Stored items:
= = = = = = =

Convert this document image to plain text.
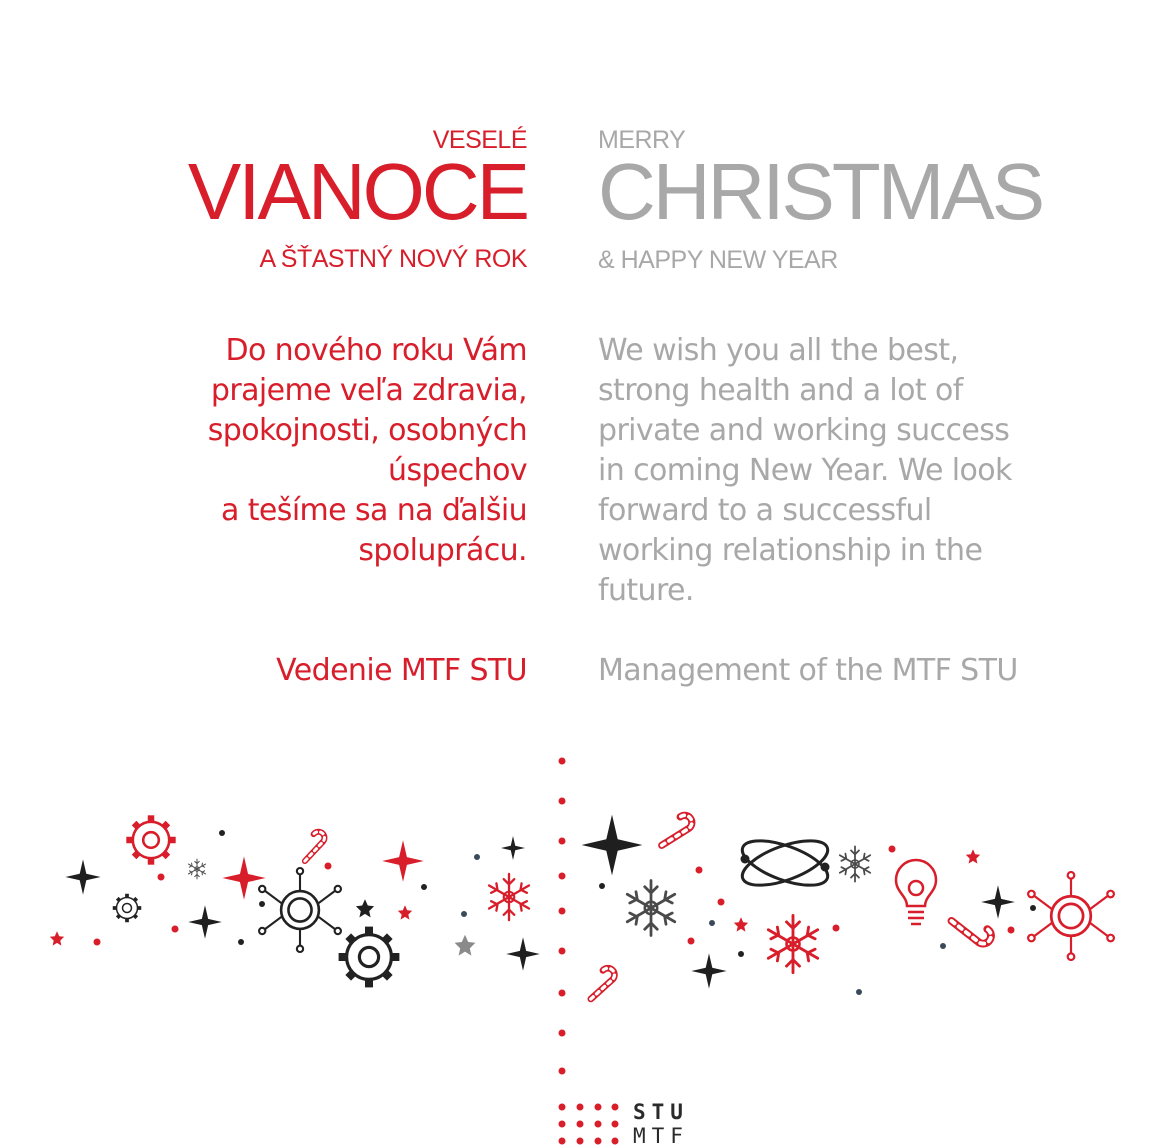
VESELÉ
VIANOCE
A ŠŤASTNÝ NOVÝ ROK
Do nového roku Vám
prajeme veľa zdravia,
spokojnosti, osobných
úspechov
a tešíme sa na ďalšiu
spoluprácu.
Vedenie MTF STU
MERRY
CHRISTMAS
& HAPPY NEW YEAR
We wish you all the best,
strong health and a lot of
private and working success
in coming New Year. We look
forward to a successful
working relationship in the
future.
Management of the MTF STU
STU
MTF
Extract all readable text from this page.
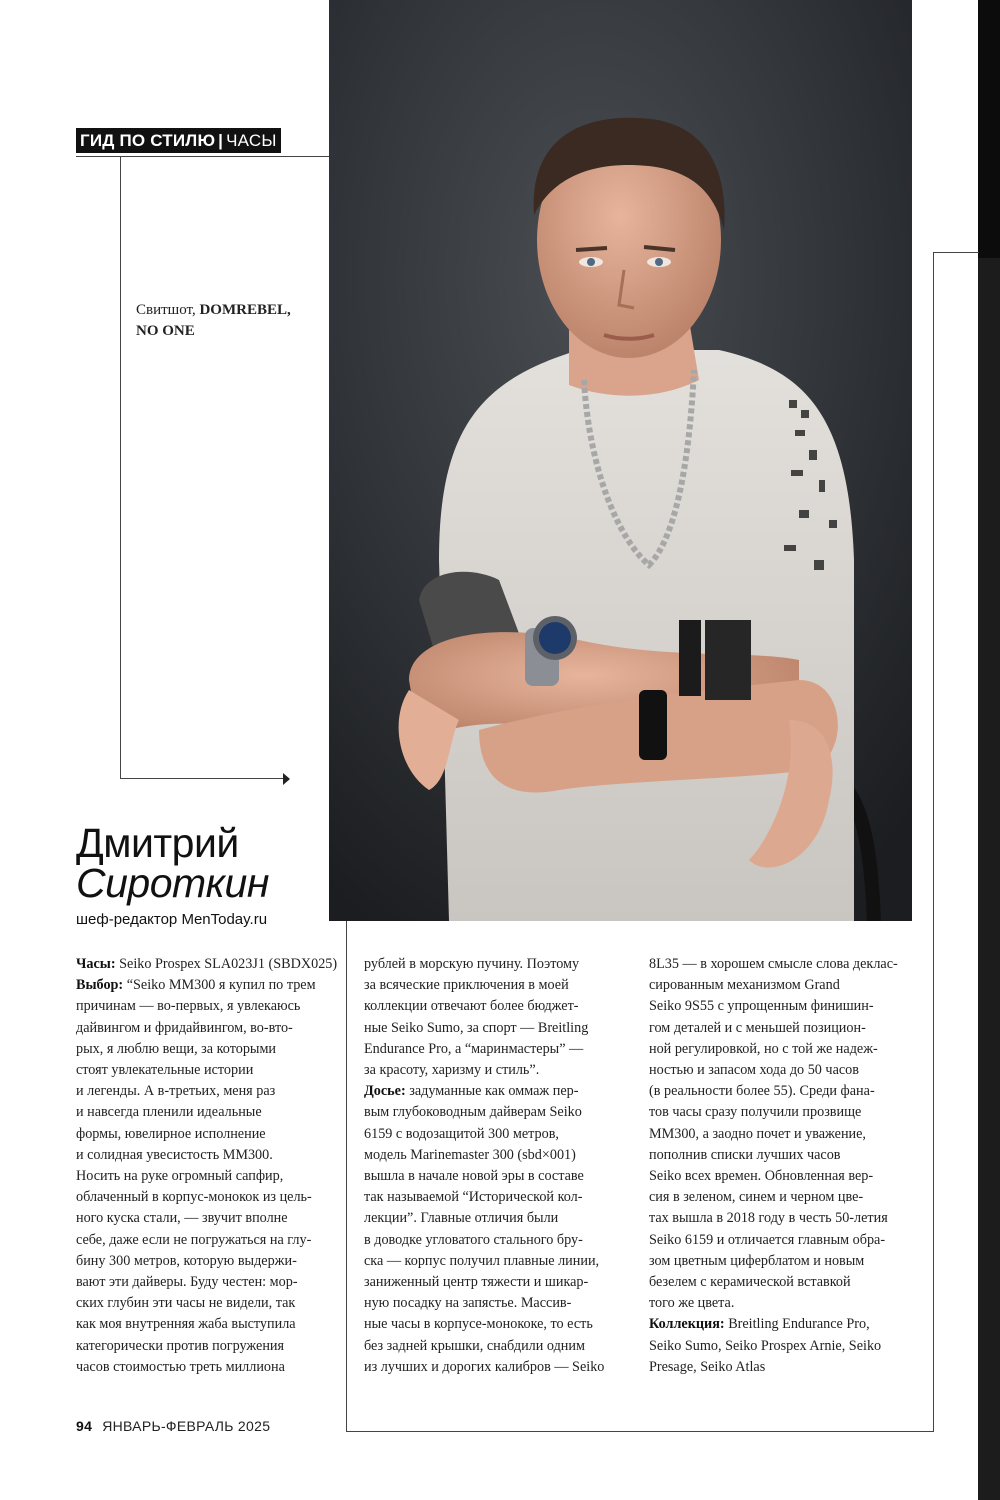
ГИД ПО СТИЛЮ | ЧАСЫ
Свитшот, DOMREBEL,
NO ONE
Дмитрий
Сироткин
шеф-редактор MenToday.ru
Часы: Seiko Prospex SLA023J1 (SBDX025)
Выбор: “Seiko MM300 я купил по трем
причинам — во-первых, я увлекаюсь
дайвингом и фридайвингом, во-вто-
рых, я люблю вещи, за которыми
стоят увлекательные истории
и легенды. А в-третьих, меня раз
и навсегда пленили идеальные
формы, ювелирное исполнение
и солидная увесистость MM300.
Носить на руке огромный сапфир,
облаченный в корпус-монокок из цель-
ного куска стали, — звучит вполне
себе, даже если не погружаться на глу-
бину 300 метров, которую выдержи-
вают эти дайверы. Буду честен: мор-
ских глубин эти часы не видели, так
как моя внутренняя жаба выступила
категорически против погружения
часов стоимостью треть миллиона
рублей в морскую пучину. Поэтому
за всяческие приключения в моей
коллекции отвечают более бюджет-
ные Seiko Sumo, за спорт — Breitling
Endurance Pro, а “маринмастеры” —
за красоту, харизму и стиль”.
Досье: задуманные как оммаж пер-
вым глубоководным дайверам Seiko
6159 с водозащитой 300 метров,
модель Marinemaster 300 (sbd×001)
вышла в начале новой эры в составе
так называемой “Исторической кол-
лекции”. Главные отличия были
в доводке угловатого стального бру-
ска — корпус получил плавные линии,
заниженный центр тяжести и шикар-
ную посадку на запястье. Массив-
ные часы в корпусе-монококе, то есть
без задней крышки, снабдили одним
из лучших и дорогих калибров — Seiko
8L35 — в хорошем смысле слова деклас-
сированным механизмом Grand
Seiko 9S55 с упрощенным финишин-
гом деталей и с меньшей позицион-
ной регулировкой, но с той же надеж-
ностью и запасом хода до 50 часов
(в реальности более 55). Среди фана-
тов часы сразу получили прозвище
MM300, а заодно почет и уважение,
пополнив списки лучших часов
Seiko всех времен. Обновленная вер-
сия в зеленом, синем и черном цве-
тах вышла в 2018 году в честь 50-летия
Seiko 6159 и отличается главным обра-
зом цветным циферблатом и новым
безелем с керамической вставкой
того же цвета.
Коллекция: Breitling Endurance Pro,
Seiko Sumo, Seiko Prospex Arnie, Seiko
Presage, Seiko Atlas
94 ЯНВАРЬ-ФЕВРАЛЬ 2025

= = = = = = =

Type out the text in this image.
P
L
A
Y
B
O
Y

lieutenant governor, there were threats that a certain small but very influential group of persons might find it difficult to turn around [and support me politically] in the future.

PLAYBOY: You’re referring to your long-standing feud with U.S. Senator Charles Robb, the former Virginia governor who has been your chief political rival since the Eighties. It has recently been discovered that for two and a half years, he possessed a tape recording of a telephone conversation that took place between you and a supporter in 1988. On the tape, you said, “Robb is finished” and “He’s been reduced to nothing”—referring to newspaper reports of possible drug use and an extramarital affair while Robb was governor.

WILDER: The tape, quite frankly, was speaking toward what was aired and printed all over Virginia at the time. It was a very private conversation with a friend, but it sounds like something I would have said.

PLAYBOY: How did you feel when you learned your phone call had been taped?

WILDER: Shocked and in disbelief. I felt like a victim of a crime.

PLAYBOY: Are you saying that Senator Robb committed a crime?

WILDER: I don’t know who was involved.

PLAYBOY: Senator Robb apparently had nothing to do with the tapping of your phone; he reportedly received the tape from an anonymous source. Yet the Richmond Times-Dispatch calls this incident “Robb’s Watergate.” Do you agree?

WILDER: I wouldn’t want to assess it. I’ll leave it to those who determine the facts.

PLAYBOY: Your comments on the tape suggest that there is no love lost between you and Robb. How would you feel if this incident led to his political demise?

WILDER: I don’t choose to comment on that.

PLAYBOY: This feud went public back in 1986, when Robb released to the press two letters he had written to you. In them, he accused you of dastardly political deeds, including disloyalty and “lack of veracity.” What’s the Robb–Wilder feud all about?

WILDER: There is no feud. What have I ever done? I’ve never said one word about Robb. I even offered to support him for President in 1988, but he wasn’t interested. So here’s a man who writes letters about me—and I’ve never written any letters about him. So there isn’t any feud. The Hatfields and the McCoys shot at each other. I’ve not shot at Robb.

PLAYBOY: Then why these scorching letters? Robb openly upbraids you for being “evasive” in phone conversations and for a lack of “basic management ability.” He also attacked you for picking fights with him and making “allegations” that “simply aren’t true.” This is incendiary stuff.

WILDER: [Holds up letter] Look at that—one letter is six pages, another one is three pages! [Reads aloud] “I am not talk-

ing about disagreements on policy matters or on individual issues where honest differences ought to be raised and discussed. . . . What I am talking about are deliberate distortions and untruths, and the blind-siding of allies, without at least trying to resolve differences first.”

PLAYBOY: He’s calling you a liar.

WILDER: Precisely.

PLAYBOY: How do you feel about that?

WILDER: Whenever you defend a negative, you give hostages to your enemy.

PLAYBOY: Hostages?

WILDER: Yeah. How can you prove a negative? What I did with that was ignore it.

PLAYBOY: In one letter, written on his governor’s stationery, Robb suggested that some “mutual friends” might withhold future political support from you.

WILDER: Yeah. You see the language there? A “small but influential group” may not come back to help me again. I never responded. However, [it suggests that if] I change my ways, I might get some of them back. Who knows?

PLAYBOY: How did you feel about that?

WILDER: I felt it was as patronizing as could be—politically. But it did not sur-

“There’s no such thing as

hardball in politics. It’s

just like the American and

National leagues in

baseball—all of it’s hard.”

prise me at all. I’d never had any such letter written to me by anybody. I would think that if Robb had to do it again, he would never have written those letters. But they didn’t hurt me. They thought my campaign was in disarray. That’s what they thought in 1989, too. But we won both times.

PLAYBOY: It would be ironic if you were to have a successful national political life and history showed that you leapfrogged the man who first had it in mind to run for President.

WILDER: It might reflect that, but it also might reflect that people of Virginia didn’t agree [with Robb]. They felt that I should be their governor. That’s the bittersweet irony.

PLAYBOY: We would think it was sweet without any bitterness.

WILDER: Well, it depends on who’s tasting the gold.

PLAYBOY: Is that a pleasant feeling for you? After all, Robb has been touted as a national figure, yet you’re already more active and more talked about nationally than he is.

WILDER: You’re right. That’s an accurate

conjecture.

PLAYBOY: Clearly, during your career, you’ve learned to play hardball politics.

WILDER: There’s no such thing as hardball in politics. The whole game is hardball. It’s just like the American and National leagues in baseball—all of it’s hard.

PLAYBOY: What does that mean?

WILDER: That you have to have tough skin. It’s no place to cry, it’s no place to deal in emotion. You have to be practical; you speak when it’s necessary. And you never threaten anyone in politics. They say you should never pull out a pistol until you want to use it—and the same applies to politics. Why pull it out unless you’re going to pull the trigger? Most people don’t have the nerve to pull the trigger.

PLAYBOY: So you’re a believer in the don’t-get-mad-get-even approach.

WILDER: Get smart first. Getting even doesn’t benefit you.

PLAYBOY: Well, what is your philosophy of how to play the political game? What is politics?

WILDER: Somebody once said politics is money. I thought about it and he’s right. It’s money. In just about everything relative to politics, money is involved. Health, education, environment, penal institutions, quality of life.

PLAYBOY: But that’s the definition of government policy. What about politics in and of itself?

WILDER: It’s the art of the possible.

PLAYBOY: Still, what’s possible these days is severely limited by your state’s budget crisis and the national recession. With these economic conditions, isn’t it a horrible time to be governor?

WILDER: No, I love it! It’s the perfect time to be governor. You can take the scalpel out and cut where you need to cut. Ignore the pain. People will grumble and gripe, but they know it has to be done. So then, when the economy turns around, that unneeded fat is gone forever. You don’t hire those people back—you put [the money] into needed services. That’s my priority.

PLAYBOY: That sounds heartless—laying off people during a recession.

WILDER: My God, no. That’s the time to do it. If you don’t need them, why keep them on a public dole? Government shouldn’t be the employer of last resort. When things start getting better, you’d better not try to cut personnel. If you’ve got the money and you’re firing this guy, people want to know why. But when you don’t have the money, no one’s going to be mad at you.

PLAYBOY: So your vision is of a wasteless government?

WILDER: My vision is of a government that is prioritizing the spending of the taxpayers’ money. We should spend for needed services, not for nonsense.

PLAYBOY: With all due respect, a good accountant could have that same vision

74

= = = = = = =

▶ **Work to do**: Find the lines containing "leagues" and pull them out.

▶ **Answer to the problem**:
National leagues in
WILDER: There’s no such thing as hardball in politics. The whole game is hardball. It’s just like the American and National leagues in baseball—all of it’s hard.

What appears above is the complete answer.